CONSIGNES -
A. Relevez tous les styles architecturaux que l'article sur Trieste mentionne sur les façades de la ville.
B. Indiquez si chacune des affirmations suivantes concorde avec l'article sur Trieste, en appuyant chaque réponse par une citation exacte : (i) Trieste fut proclamée port franc par Charles VI en 1719 ; (ii) au XIVe siècle, Trieste se rattacha à la République de Venise ; (iii) l'essor économique de Trieste attira des marchands grecs et serbes.

La petite Vienne sur mer
En vous promenant au centre, vous aurez parfois le sentiment d’être à Vienne, à Prague ou à Budapest. Certaines façades de palais érigées au XIXe siècle alors que Trieste était sous la protection de l’aigle des Habsbourg rappellent au visiteur que la ville n’a pas toujours été italienne. Au XIVe siècle, Trieste, convoitée et encerclée par les territoires de l’ennemie de toujours, Venise et sa République, se rattache volontairement au très puissant empire des Habsbourg qui voit en son accès à la mer une aubaine. Proclamé port franc par Charles VI en 1719, exempté de taxes, son spectaculaire essor économique attire massivement les marchands grecs et serbes. Bordée par de larges avenues rectilignes, Trieste affiche sur les façades cossues de ses édifices la fierté d'avoir été l’un des ports les plus influents d’Europe avec une superposition de styles baroque, empire, néoclassique, Art nouveau. L’ambiance habsbourgeoise des édifices et l’esprit bohémien de cette ville au parfum de Mitteleuropa se ressentent dans son subtil métissage.

DONNÉES FOURNIES -

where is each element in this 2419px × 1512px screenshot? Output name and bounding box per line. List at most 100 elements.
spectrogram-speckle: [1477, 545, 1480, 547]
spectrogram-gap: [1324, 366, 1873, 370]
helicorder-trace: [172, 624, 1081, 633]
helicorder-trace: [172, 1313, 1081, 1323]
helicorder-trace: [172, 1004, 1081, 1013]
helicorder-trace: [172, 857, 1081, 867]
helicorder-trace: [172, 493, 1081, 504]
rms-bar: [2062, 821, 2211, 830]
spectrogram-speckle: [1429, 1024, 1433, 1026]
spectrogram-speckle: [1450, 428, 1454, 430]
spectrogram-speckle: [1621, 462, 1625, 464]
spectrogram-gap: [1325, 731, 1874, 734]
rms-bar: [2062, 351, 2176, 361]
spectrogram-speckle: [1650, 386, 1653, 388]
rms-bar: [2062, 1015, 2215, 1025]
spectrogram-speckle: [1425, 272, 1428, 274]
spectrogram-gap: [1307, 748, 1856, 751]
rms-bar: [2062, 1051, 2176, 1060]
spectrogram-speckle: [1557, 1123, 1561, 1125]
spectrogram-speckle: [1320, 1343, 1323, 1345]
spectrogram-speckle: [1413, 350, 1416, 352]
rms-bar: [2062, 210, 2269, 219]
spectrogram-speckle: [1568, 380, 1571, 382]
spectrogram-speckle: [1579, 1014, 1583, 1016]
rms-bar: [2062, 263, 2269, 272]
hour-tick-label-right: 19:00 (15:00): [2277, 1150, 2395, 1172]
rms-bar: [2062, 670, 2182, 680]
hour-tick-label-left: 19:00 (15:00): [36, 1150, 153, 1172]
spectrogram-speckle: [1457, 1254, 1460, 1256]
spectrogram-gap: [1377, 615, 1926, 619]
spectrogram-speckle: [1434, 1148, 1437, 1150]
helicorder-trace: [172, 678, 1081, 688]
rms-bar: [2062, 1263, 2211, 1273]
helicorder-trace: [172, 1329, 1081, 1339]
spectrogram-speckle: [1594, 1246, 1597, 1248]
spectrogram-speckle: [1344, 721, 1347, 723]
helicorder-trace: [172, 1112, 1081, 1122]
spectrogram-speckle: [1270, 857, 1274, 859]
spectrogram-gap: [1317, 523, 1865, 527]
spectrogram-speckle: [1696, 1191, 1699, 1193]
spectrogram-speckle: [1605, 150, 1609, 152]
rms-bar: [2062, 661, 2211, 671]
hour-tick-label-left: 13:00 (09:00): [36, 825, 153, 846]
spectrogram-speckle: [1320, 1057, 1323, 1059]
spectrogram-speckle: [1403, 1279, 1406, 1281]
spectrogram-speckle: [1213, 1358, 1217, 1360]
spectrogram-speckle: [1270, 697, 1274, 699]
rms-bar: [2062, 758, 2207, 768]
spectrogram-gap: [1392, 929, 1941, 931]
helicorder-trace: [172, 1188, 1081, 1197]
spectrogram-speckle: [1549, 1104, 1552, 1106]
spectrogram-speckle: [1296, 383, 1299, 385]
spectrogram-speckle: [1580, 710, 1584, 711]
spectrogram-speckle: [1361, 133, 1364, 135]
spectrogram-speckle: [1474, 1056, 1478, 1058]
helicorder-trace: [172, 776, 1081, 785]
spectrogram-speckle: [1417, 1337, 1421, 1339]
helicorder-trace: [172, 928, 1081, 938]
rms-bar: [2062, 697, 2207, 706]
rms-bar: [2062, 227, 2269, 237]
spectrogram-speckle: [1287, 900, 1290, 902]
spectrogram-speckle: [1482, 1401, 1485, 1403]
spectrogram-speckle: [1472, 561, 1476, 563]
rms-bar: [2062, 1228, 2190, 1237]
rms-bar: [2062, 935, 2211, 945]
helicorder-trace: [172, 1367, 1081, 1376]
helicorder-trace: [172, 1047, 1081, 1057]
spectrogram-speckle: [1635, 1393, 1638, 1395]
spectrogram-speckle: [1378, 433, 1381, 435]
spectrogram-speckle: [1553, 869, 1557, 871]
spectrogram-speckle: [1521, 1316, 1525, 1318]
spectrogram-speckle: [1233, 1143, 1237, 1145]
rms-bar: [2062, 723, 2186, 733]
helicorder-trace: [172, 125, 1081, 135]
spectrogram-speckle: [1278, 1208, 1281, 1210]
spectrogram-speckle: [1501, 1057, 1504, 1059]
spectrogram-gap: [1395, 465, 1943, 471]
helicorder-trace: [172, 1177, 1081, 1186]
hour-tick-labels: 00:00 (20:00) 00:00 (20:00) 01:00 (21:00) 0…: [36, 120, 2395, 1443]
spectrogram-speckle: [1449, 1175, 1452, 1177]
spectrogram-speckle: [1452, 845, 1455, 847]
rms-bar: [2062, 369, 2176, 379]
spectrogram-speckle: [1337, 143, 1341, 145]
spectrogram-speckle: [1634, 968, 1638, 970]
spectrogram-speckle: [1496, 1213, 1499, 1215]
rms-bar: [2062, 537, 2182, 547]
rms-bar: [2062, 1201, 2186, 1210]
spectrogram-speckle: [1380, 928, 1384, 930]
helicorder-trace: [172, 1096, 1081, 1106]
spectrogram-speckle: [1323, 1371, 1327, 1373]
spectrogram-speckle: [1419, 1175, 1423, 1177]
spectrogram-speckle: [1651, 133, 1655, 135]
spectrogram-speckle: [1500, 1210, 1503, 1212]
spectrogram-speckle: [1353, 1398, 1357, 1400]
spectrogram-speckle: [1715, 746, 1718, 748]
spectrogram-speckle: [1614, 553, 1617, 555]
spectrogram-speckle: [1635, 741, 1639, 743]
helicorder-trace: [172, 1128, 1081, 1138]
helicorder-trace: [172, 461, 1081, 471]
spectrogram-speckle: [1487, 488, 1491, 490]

RÉPONSES -
A. baroque, empire, néoclassique, Art nouveau

B.
(i) Oui : « Proclamé port franc par Charles VI en 1719 ».
(ii) Non : « se rattache volontairement au très puissant empire des Habsbourg ».
(iii) Oui : « attire massivement les marchands grecs et serbes ».